*Instructions to follow*.
Which lines in the records below contain the word "импедансных"? Copy each one out.

*Supplied material*.
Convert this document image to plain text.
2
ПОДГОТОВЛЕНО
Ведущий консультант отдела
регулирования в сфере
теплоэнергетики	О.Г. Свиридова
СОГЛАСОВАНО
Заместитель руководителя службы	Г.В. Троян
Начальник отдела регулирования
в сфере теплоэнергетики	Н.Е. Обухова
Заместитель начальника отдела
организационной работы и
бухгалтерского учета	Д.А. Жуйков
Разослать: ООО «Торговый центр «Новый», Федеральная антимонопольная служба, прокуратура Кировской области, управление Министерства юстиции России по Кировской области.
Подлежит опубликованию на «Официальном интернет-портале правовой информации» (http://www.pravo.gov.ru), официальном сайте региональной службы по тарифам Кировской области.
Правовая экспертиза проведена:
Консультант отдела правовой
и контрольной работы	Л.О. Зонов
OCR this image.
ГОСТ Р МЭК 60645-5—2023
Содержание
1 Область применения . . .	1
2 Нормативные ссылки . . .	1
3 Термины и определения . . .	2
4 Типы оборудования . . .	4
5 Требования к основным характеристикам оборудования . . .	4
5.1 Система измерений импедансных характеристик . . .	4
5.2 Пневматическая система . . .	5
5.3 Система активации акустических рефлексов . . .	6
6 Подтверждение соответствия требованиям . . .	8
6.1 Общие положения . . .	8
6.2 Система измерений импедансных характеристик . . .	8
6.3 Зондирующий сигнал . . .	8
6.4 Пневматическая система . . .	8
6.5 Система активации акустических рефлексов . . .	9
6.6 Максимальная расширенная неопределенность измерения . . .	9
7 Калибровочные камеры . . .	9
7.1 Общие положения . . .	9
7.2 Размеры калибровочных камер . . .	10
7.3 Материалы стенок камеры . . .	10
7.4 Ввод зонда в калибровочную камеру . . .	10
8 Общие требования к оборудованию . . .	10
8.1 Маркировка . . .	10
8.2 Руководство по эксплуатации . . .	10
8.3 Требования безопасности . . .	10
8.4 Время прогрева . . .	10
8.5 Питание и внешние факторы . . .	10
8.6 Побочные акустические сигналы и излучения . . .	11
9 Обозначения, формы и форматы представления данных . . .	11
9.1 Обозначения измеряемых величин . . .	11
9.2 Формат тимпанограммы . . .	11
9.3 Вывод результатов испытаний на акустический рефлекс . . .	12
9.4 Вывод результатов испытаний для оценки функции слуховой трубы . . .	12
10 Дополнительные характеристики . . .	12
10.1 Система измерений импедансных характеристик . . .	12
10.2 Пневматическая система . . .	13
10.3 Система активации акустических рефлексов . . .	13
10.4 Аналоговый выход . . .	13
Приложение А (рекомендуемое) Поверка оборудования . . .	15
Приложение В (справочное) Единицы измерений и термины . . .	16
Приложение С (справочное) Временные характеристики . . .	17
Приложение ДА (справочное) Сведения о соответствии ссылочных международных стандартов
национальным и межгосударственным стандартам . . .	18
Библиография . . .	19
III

*Reply to the task*.
5.1 Система измерений импедансных характеристик . . .	4
6.2 Система измерений импедансных характеристик . . .	8
10.1 Система измерений импедансных характеристик . . .	12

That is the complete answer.